> _Written task_
Find and copy every line in the records that includes the string "icon".

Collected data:
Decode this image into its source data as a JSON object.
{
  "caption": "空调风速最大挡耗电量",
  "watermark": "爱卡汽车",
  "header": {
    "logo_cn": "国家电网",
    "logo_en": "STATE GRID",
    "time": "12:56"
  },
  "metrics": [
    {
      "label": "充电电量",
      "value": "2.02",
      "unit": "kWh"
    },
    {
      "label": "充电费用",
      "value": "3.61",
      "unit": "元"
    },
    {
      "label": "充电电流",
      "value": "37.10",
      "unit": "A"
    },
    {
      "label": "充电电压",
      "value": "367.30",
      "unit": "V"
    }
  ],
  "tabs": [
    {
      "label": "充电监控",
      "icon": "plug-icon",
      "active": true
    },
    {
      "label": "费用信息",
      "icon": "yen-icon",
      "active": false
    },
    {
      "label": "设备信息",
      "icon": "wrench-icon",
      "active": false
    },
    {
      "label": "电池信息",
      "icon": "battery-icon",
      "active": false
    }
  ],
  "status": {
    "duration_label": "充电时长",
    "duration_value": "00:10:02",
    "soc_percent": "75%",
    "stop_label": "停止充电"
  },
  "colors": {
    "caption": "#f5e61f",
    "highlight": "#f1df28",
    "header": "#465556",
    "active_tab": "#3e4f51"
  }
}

> _Task answer_
      "icon": "plug-icon",
      "icon": "yen-icon",
      "icon": "wrench-icon",
      "icon": "battery-icon",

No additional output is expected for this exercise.